> _TASK TO CARRY OUT_
What follows is a set of records; restate each one word for word and drop the pictures.

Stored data

# # # # #

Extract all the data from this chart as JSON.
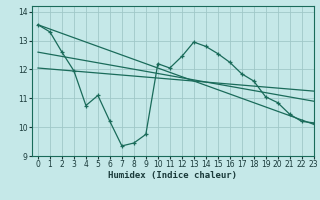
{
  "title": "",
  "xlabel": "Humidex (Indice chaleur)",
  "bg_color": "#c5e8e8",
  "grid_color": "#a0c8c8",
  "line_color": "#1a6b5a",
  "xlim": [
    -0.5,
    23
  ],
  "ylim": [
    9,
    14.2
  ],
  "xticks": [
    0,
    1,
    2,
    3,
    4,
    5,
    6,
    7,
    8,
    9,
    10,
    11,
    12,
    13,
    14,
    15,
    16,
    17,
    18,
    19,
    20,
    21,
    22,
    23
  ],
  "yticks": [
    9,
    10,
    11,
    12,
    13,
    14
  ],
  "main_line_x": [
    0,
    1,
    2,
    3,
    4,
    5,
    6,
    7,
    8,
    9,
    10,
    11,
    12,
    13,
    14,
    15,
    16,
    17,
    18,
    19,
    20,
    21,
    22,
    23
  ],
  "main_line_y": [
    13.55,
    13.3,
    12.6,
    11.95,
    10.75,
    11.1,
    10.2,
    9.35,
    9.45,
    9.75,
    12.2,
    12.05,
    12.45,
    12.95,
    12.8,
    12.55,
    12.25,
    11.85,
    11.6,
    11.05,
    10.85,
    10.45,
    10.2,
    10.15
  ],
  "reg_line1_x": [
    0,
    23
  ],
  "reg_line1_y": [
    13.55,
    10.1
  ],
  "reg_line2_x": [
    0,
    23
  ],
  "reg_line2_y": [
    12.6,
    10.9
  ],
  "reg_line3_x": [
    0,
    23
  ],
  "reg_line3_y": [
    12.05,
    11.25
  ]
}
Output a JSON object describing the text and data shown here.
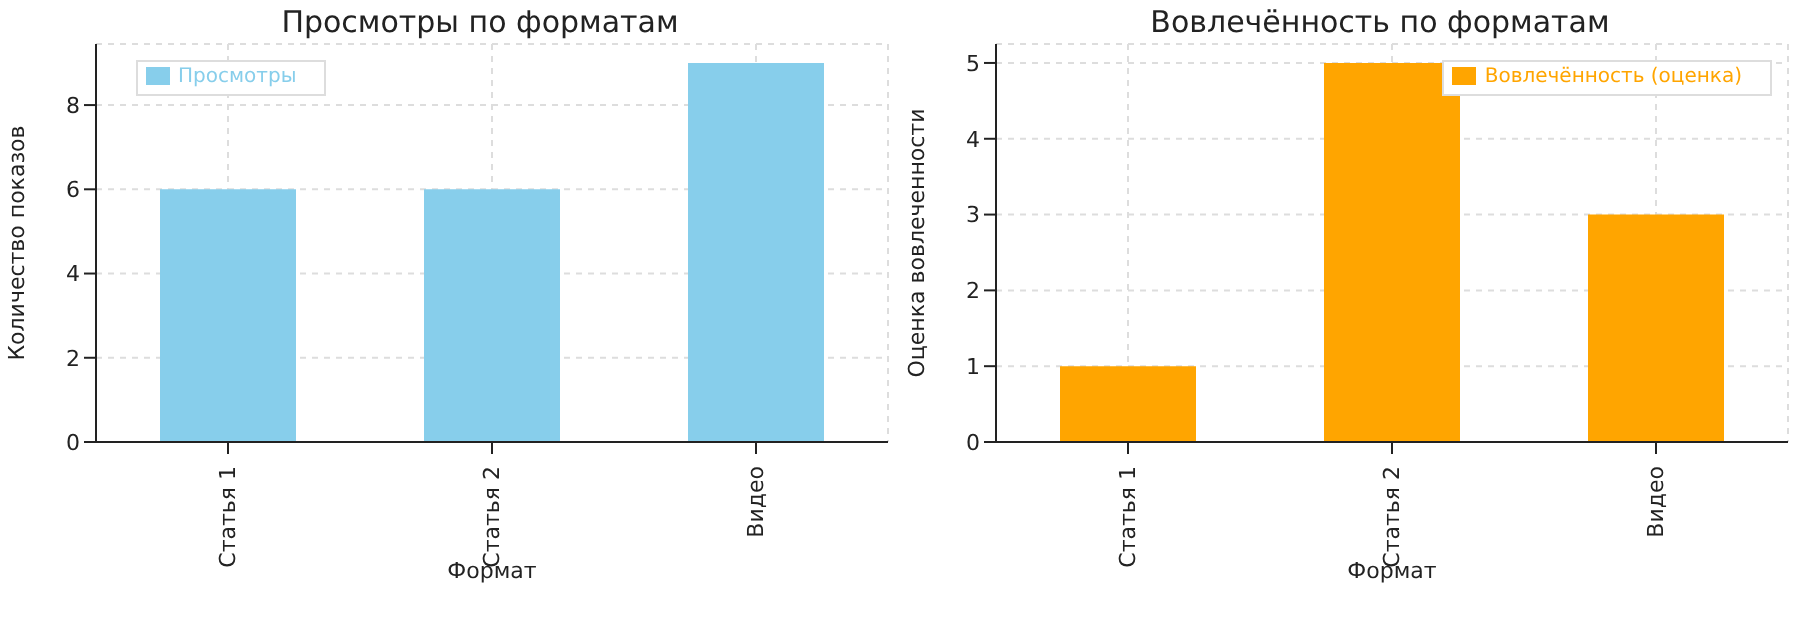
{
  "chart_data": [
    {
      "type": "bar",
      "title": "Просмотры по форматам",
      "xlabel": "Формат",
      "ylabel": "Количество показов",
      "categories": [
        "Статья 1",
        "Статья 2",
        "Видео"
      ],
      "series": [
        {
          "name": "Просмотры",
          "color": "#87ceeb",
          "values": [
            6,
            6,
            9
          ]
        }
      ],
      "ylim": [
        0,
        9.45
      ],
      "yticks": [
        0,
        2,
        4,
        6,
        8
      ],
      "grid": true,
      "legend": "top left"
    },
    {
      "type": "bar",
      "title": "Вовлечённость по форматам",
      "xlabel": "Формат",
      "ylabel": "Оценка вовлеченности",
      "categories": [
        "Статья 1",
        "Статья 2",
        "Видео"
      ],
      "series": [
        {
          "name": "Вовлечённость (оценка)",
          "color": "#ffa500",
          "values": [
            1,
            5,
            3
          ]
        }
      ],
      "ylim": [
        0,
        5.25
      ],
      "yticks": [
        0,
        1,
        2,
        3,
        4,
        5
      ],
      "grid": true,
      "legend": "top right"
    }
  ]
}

# # # # #

> _THE ANSWER_
Extract all the data from this chart as JSON.
{
  "title": "",
  "xlabel": "Humidex (Indice chaleur)",
  "bg_color": "#c5e8e8",
  "grid_color": "#a0c8c8",
  "line_color": "#1a6b5a",
  "xlim": [
    -0.5,
    23
  ],
  "ylim": [
    9,
    14.2
  ],
  "xticks": [
    0,
    1,
    2,
    3,
    4,
    5,
    6,
    7,
    8,
    9,
    10,
    11,
    12,
    13,
    14,
    15,
    16,
    17,
    18,
    19,
    20,
    21,
    22,
    23
  ],
  "yticks": [
    9,
    10,
    11,
    12,
    13,
    14
  ],
  "main_line_x": [
    0,
    1,
    2,
    3,
    4,
    5,
    6,
    7,
    8,
    9,
    10,
    11,
    12,
    13,
    14,
    15,
    16,
    17,
    18,
    19,
    20,
    21,
    22,
    23
  ],
  "main_line_y": [
    13.55,
    13.3,
    12.6,
    11.95,
    10.75,
    11.1,
    10.2,
    9.35,
    9.45,
    9.75,
    12.2,
    12.05,
    12.45,
    12.95,
    12.8,
    12.55,
    12.25,
    11.85,
    11.6,
    11.05,
    10.85,
    10.45,
    10.2,
    10.15
  ],
  "reg_line1_x": [
    0,
    23
  ],
  "reg_line1_y": [
    13.55,
    10.1
  ],
  "reg_line2_x": [
    0,
    23
  ],
  "reg_line2_y": [
    12.6,
    10.9
  ],
  "reg_line3_x": [
    0,
    23
  ],
  "reg_line3_y": [
    12.05,
    11.25
  ]
}
Output a JSON object describing the text and data shown here.
{
  "chart_data": [
    {
      "type": "bar",
      "title": "Просмотры по форматам",
      "xlabel": "Формат",
      "ylabel": "Количество показов",
      "categories": [
        "Статья 1",
        "Статья 2",
        "Видео"
      ],
      "series": [
        {
          "name": "Просмотры",
          "color": "#87ceeb",
          "values": [
            6,
            6,
            9
          ]
        }
      ],
      "ylim": [
        0,
        9.45
      ],
      "yticks": [
        0,
        2,
        4,
        6,
        8
      ],
      "grid": true,
      "legend": "top left"
    },
    {
      "type": "bar",
      "title": "Вовлечённость по форматам",
      "xlabel": "Формат",
      "ylabel": "Оценка вовлеченности",
      "categories": [
        "Статья 1",
        "Статья 2",
        "Видео"
      ],
      "series": [
        {
          "name": "Вовлечённость (оценка)",
          "color": "#ffa500",
          "values": [
            1,
            5,
            3
          ]
        }
      ],
      "ylim": [
        0,
        5.25
      ],
      "yticks": [
        0,
        1,
        2,
        3,
        4,
        5
      ],
      "grid": true,
      "legend": "top right"
    }
  ]
}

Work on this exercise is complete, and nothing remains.